▶ **To do**: Extract every line from the records below that contains the word "нотариате".
-- start Dataset rows --
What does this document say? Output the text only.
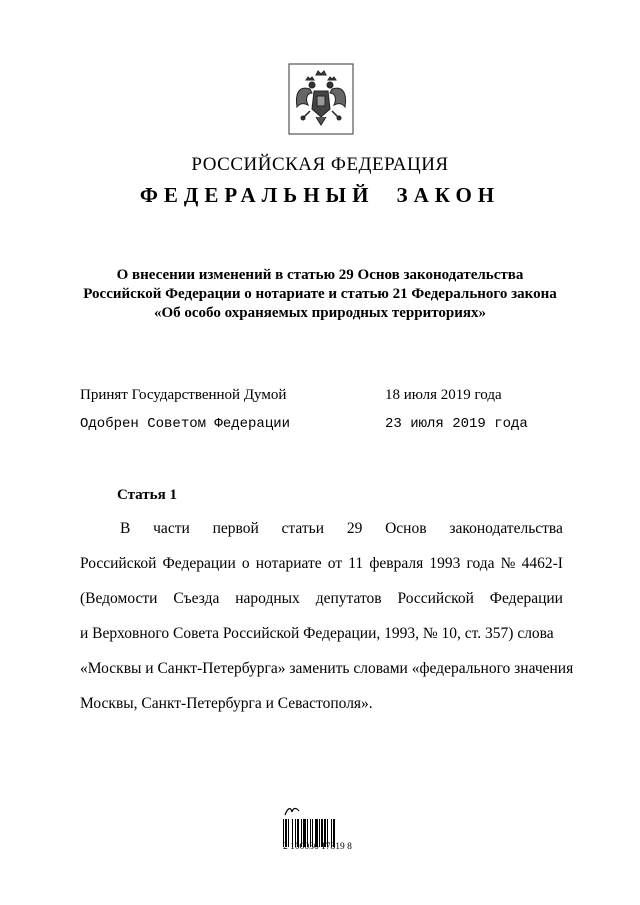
РОССИЙСКАЯ ФЕДЕРАЦИЯ
ФЕДЕРАЛЬНЫЙ ЗАКОН
О внесении изменений в статью 29 Основ законодательства
Российской Федерации о нотариате и статью 21 Федерального закона
«Об особо охраняемых природных территориях»
Принят Государственной Думой	18 июля 2019 года
Одобрен Советом Федерации	23 июля 2019 года
Статья 1
В части первой статьи 29 Основ законодательства
Российской Федерации о нотариате от 11 февраля 1993 года № 4462-I
(Ведомости Съезда народных депутатов Российской Федерации
и Верховного Совета Российской Федерации, 1993, № 10, ст. 357) слова
«Москвы и Санкт-Петербурга» заменить словами «федерального значения
Москвы, Санкт-Петербурга и Севастополя».
2 100036 17819 8
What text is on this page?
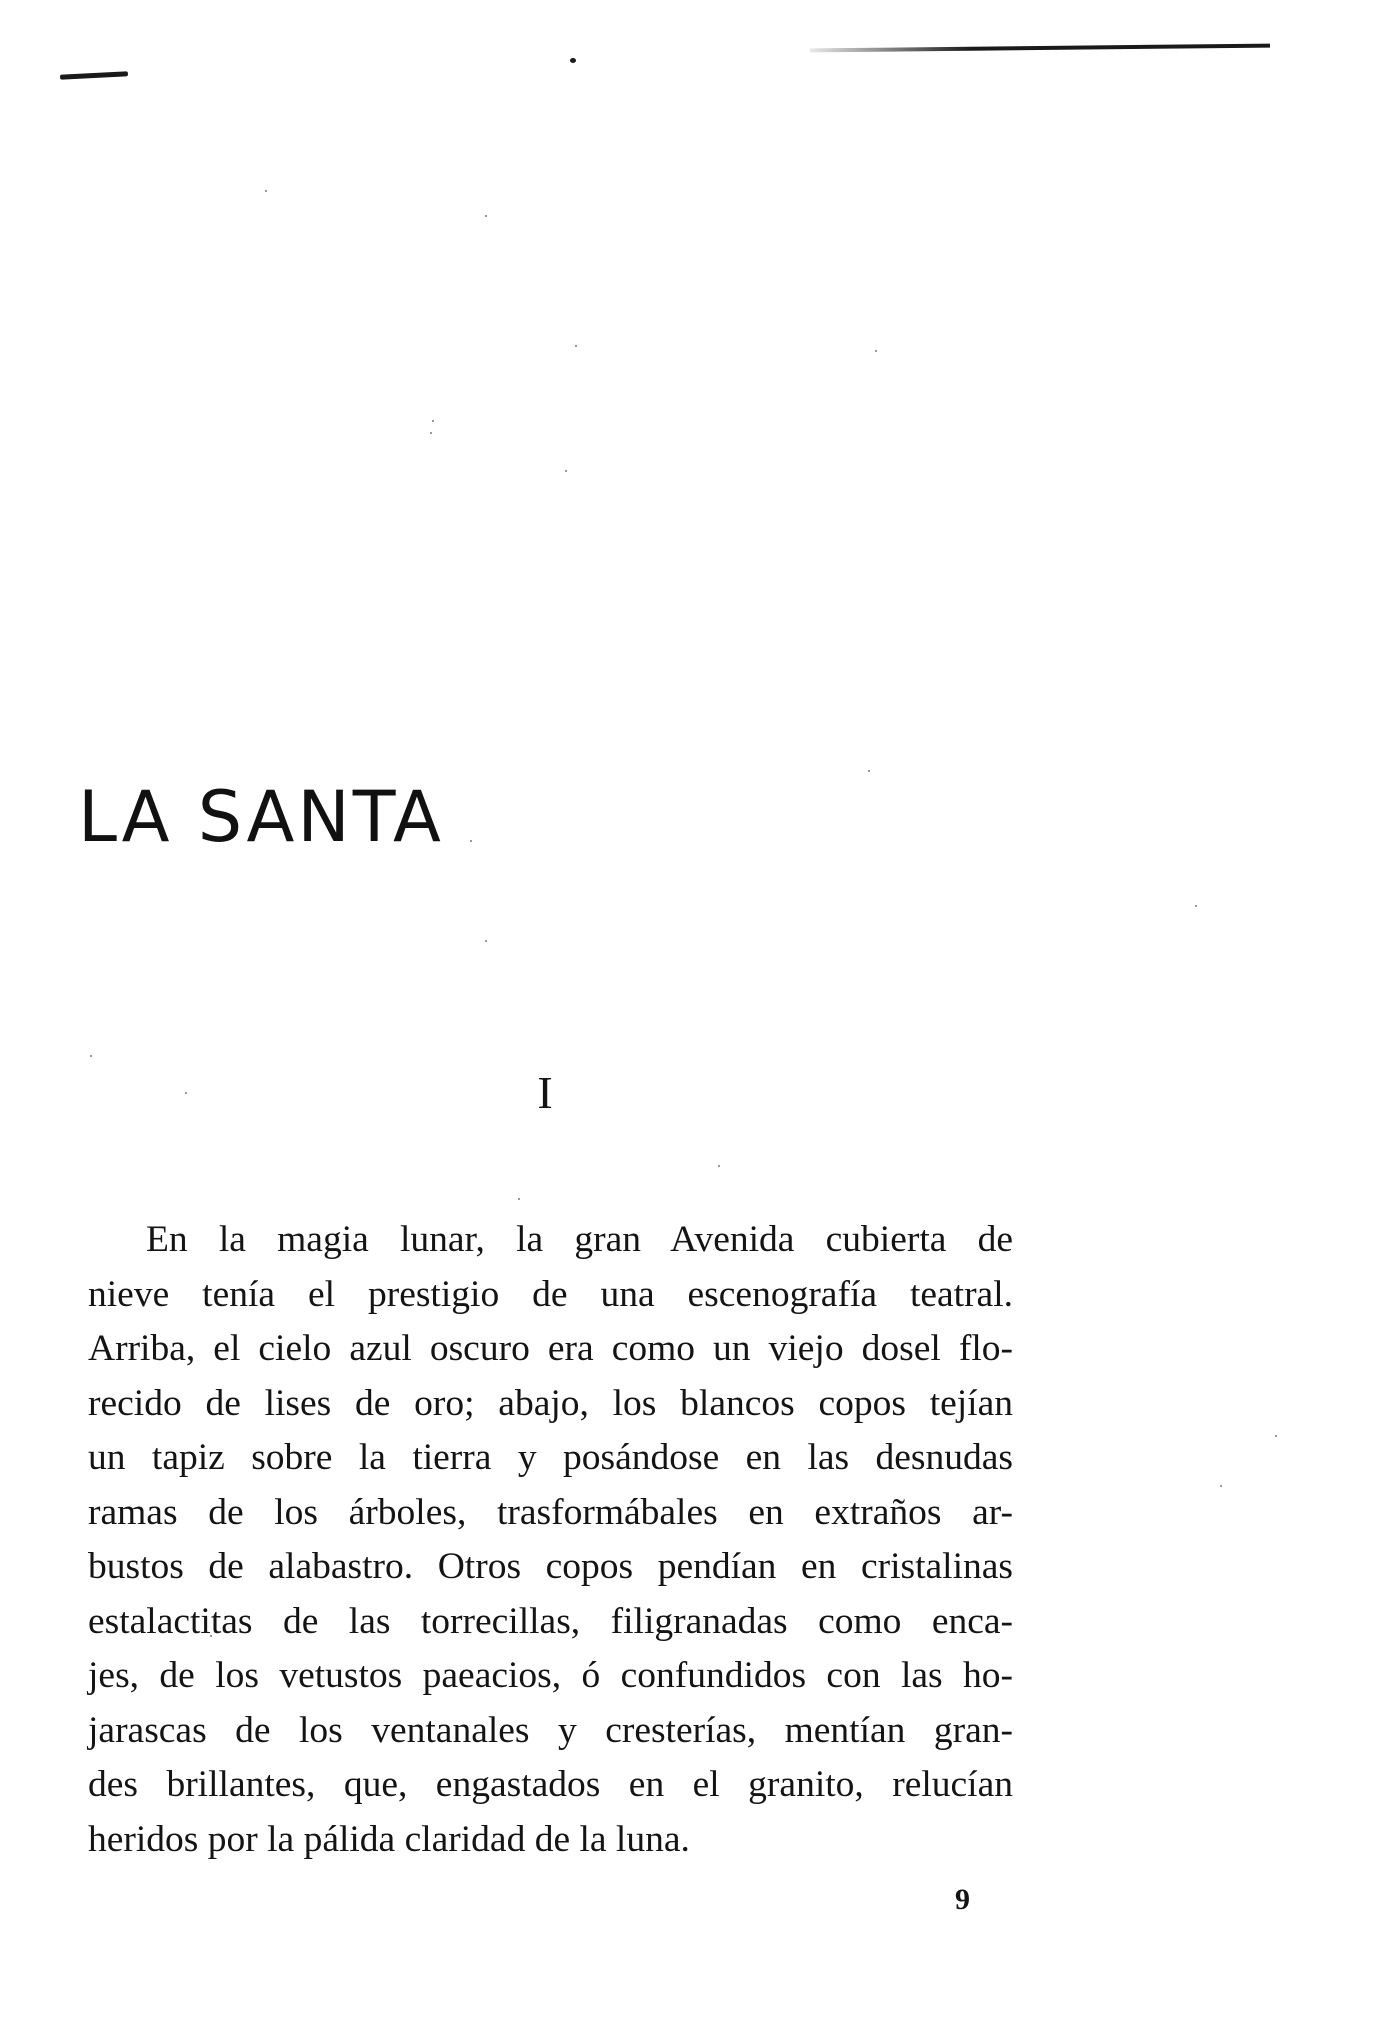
LA SANTA
I
En la magia lunar, la gran Avenida cubierta de
nieve tenía el prestigio de una escenografía teatral.
Arriba, el cielo azul oscuro era como un viejo dosel flo-
recido de lises de oro; abajo, los blancos copos tejían
un tapiz sobre la tierra y posándose en las desnudas
ramas de los árboles, trasformábales en extraños ar-
bustos de alabastro. Otros copos pendían en cristalinas
estalactitas de las torrecillas, filigranadas como enca-
jes, de los vetustos paeacios, ó confundidos con las ho-
jarascas de los ventanales y cresterías, mentían gran-
des brillantes, que, engastados en el granito, relucían
heridos por la pálida claridad de la luna.

9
-- end Dataset rows --
▶ **Response to the task**:
Российской Федерации о нотариате и статью 21 Федерального закона
Российской Федерации о нотариате от 11 февраля 1993 года № 4462-I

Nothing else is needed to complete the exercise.